[Records]
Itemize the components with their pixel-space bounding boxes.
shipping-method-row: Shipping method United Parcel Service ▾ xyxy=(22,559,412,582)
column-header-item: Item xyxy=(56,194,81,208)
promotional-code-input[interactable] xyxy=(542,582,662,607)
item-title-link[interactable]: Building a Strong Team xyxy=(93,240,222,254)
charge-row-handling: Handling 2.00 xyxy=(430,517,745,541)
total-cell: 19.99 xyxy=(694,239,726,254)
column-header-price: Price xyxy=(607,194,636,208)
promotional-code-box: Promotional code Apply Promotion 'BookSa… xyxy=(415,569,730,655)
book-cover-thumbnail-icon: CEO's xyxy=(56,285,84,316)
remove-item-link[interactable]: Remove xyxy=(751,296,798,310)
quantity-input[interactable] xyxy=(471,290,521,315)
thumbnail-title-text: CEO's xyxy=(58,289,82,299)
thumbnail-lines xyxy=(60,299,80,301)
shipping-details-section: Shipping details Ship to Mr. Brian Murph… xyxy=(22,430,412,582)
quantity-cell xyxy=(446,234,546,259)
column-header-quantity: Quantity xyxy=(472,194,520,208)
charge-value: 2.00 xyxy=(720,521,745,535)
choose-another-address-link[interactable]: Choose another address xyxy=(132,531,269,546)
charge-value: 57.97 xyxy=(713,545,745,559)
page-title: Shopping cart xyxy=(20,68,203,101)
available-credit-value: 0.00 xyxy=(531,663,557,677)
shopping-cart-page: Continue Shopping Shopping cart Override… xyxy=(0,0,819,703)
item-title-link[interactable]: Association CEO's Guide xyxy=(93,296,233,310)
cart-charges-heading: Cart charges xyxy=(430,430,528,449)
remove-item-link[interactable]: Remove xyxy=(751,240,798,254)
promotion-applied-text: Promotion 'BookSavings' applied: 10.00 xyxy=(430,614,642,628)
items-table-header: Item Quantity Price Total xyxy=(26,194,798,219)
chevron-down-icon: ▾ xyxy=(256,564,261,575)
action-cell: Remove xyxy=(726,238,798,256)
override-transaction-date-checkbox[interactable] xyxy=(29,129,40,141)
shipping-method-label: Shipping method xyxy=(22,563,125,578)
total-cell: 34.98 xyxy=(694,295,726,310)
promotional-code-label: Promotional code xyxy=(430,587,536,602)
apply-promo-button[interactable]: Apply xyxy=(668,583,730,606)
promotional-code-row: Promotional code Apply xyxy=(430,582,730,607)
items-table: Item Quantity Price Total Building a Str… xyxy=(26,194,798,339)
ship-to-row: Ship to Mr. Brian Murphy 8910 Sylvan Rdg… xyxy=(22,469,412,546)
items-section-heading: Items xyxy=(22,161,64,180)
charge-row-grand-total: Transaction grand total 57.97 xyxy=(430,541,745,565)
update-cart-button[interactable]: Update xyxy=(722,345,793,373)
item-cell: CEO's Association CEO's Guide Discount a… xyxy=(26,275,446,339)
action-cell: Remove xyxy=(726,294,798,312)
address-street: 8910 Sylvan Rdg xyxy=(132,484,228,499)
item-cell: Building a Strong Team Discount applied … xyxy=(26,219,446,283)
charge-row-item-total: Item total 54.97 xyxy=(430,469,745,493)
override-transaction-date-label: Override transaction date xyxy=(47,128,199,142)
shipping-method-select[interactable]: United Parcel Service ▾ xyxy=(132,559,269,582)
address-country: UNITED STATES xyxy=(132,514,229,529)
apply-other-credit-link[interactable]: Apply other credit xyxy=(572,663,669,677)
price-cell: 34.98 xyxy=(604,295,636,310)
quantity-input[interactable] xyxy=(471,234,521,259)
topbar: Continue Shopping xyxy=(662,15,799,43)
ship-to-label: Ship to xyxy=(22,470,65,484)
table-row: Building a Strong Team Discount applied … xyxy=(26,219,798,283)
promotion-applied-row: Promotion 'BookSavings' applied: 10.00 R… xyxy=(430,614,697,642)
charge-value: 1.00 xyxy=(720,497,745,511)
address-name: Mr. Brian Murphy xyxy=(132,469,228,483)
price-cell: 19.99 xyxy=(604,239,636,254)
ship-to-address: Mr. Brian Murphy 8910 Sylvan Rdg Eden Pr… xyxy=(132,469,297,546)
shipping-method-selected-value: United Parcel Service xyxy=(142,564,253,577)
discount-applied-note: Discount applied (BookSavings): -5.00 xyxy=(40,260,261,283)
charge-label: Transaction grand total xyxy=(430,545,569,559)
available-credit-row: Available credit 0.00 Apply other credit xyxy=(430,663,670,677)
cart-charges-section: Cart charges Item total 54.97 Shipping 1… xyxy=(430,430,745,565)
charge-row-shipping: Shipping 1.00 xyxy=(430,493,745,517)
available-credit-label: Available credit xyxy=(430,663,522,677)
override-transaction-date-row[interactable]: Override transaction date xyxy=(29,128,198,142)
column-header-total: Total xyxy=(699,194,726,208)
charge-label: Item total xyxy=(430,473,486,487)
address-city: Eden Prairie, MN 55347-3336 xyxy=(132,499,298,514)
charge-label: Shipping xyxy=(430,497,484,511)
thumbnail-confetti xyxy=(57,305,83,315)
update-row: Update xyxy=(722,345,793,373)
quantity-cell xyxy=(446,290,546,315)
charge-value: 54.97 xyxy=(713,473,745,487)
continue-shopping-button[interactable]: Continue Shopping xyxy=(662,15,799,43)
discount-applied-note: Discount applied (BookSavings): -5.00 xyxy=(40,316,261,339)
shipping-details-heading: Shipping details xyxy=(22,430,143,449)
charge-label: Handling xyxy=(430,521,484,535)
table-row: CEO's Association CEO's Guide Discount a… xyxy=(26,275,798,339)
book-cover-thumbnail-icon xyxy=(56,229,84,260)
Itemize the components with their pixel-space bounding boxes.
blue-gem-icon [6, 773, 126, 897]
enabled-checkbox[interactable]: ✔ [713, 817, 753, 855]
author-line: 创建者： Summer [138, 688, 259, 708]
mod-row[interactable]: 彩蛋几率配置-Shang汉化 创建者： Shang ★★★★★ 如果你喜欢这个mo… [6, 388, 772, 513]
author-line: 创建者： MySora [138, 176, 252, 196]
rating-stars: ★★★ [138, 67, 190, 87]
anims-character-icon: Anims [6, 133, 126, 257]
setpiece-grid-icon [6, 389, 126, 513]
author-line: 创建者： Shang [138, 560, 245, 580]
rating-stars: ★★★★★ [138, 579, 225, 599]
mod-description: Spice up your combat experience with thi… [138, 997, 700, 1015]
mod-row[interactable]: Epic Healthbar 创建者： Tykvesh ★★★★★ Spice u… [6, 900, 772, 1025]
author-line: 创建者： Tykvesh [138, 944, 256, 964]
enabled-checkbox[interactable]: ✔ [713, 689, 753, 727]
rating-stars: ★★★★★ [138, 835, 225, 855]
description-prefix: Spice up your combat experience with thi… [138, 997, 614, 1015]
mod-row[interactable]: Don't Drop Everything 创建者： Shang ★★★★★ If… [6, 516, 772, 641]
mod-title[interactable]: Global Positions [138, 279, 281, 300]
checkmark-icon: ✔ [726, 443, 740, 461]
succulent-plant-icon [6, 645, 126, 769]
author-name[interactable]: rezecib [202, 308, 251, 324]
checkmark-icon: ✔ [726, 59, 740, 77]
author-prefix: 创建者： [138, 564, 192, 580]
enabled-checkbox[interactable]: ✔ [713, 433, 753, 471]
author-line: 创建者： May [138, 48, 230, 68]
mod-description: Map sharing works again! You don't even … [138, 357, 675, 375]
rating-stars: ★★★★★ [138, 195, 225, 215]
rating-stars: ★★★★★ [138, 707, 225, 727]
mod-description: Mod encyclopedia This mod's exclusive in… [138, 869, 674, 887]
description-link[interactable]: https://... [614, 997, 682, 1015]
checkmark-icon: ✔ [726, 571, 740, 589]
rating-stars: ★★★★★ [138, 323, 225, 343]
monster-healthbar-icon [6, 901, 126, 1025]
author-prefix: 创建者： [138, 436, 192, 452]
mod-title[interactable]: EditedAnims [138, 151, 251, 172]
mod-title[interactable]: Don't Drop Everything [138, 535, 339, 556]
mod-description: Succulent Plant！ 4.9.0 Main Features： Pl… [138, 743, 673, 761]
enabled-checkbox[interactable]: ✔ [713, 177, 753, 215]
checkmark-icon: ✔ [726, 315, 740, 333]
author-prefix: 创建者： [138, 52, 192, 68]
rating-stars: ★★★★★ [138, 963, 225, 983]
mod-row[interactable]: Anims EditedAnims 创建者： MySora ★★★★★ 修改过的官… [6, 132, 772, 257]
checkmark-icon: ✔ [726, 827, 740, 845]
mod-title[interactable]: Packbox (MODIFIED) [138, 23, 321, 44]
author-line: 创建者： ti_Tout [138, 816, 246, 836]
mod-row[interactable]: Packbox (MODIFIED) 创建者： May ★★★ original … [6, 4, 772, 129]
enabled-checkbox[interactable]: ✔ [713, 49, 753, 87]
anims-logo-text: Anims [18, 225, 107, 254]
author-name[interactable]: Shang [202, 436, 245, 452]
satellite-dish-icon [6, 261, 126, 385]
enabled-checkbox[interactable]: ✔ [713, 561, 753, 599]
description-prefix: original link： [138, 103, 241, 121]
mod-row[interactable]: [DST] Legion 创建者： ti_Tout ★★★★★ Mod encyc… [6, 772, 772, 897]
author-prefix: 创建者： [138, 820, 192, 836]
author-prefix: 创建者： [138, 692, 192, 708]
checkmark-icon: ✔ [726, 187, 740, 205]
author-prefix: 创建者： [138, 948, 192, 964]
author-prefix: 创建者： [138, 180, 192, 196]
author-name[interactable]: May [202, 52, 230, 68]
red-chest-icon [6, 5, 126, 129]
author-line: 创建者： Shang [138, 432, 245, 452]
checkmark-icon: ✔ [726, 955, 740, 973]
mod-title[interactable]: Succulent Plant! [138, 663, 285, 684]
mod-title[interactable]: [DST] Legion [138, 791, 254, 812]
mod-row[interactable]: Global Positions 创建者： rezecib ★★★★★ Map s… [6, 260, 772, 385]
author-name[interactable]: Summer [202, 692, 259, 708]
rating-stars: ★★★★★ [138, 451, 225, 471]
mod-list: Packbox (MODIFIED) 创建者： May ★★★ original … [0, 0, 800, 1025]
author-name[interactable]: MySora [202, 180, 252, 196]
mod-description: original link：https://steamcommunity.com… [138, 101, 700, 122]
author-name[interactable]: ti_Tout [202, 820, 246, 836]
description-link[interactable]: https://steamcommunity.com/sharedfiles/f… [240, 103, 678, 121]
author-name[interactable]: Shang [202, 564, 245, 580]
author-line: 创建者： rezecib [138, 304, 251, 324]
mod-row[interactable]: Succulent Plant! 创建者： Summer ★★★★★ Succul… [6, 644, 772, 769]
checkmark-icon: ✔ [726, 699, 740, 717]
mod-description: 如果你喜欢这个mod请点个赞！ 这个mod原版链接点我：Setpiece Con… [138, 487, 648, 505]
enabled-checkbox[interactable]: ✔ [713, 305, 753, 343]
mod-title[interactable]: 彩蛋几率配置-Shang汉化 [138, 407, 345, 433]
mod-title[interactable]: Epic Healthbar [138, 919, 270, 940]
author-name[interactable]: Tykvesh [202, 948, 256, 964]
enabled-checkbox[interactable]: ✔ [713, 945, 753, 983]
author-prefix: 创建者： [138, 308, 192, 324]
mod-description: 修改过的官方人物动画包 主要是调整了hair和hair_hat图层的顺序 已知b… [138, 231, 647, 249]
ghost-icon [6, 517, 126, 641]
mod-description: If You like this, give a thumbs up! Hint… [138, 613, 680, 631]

BRIEF:
Switch "United Parcel Service" to "Priority Mail" and give again the data from the start of the records through the line containing "quantity-cell xyxy=(446,234,546,259)", inclusive. Leave everything else in those lines unchanged.

FINAL ANSWER:
Itemize the components with their pixel-space bounding boxes.
shipping-method-row: Shipping method Priority Mail ▾ xyxy=(22,559,412,582)
column-header-item: Item xyxy=(56,194,81,208)
promotional-code-input[interactable] xyxy=(542,582,662,607)
item-title-link[interactable]: Building a Strong Team xyxy=(93,240,222,254)
charge-row-handling: Handling 2.00 xyxy=(430,517,745,541)
total-cell: 19.99 xyxy=(694,239,726,254)
column-header-price: Price xyxy=(607,194,636,208)
promotional-code-box: Promotional code Apply Promotion 'BookSa… xyxy=(415,569,730,655)
book-cover-thumbnail-icon: CEO's xyxy=(56,285,84,316)
remove-item-link[interactable]: Remove xyxy=(751,296,798,310)
quantity-input[interactable] xyxy=(471,290,521,315)
thumbnail-title-text: CEO's xyxy=(58,289,82,299)
thumbnail-lines xyxy=(60,299,80,301)
shipping-details-section: Shipping details Ship to Mr. Brian Murph… xyxy=(22,430,412,582)
quantity-cell xyxy=(446,234,546,259)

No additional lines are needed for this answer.